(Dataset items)
---------------
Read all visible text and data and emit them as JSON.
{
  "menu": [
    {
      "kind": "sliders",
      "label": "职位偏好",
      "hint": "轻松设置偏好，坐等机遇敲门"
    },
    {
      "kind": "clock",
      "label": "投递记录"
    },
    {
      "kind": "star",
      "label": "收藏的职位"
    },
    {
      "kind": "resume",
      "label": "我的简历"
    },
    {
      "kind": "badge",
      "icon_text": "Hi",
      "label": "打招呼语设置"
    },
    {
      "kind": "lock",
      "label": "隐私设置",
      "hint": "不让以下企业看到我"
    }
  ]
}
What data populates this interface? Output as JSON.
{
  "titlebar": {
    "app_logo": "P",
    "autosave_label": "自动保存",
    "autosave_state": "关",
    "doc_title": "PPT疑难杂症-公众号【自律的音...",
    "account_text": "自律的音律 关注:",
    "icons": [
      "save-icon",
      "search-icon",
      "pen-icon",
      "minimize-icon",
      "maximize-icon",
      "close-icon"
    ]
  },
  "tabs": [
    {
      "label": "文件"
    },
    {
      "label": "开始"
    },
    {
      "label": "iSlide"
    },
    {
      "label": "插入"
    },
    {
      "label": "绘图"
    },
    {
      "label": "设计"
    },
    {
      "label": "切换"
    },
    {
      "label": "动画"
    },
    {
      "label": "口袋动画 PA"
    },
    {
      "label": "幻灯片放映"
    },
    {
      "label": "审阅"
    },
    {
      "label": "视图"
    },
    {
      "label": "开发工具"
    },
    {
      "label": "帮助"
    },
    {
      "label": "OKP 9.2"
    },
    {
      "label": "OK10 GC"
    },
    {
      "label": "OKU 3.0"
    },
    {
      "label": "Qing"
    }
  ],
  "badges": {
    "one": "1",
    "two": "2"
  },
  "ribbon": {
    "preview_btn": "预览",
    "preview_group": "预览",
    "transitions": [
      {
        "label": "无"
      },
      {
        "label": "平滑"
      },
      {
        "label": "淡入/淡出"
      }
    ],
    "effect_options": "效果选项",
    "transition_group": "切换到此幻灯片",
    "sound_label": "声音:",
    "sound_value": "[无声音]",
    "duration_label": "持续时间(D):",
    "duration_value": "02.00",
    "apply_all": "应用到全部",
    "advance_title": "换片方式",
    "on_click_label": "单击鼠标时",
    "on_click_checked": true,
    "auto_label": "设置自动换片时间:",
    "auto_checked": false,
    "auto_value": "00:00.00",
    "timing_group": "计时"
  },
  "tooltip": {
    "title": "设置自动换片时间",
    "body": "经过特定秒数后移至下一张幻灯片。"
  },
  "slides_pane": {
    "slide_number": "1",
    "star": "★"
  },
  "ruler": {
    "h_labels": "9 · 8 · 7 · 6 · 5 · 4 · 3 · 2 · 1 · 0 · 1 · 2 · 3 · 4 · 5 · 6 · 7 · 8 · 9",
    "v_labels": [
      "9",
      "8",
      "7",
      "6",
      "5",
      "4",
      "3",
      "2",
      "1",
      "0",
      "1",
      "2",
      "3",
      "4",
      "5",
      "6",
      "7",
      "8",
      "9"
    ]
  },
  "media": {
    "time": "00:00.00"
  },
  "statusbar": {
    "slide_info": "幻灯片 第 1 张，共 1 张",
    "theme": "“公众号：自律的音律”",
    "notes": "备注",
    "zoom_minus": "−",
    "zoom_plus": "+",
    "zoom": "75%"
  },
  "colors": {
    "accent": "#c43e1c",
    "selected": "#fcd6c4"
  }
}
---------------
*Task instructions:* Extract the complete data, matching each line exactly.

*The output:*
Read all visible text and data and emit them as JSON.
{
  "menu": [
    {
      "kind": "sliders",
      "label": "职位偏好",
      "hint": "轻松设置偏好，坐等机遇敲门"
    },
    {
      "kind": "clock",
      "label": "投递记录"
    },
    {
      "kind": "star",
      "label": "收藏的职位"
    },
    {
      "kind": "resume",
      "label": "我的简历"
    },
    {
      "kind": "badge",
      "icon_text": "Hi",
      "label": "打招呼语设置"
    },
    {
      "kind": "lock",
      "label": "隐私设置",
      "hint": "不让以下企业看到我"
    }
  ]
}
What data populates this interface? Output as JSON.
{
  "titlebar": {
    "app_logo": "P",
    "autosave_label": "自动保存",
    "autosave_state": "关",
    "doc_title": "PPT疑难杂症-公众号【自律的音...",
    "account_text": "自律的音律 关注:",
    "icons": [
      "save-icon",
      "search-icon",
      "pen-icon",
      "minimize-icon",
      "maximize-icon",
      "close-icon"
    ]
  },
  "tabs": [
    {
      "label": "文件"
    },
    {
      "label": "开始"
    },
    {
      "label": "iSlide"
    },
    {
      "label": "插入"
    },
    {
      "label": "绘图"
    },
    {
      "label": "设计"
    },
    {
      "label": "切换"
    },
    {
      "label": "动画"
    },
    {
      "label": "口袋动画 PA"
    },
    {
      "label": "幻灯片放映"
    },
    {
      "label": "审阅"
    },
    {
      "label": "视图"
    },
    {
      "label": "开发工具"
    },
    {
      "label": "帮助"
    },
    {
      "label": "OKP 9.2"
    },
    {
      "label": "OK10 GC"
    },
    {
      "label": "OKU 3.0"
    },
    {
      "label": "Qing"
    }
  ],
  "badges": {
    "one": "1",
    "two": "2"
  },
  "ribbon": {
    "preview_btn": "预览",
    "preview_group": "预览",
    "transitions": [
      {
        "label": "无"
      },
      {
        "label": "平滑"
      },
      {
        "label": "淡入/淡出"
      }
    ],
    "effect_options": "效果选项",
    "transition_group": "切换到此幻灯片",
    "sound_label": "声音:",
    "sound_value": "[无声音]",
    "duration_label": "持续时间(D):",
    "duration_value": "02.00",
    "apply_all": "应用到全部",
    "advance_title": "换片方式",
    "on_click_label": "单击鼠标时",
    "on_click_checked": true,
    "auto_label": "设置自动换片时间:",
    "auto_checked": false,
    "auto_value": "00:00.00",
    "timing_group": "计时"
  },
  "tooltip": {
    "title": "设置自动换片时间",
    "body": "经过特定秒数后移至下一张幻灯片。"
  },
  "slides_pane": {
    "slide_number": "1",
    "star": "★"
  },
  "ruler": {
    "h_labels": "9 · 8 · 7 · 6 · 5 · 4 · 3 · 2 · 1 · 0 · 1 · 2 · 3 · 4 · 5 · 6 · 7 · 8 · 9",
    "v_labels": [
      "9",
      "8",
      "7",
      "6",
      "5",
      "4",
      "3",
      "2",
      "1",
      "0",
      "1",
      "2",
      "3",
      "4",
      "5",
      "6",
      "7",
      "8",
      "9"
    ]
  },
  "media": {
    "time": "00:00.00"
  },
  "statusbar": {
    "slide_info": "幻灯片 第 1 张，共 1 张",
    "theme": "“公众号：自律的音律”",
    "notes": "备注",
    "zoom_minus": "−",
    "zoom_plus": "+",
    "zoom": "75%"
  },
  "colors": {
    "accent": "#c43e1c",
    "selected": "#fcd6c4"
  }
}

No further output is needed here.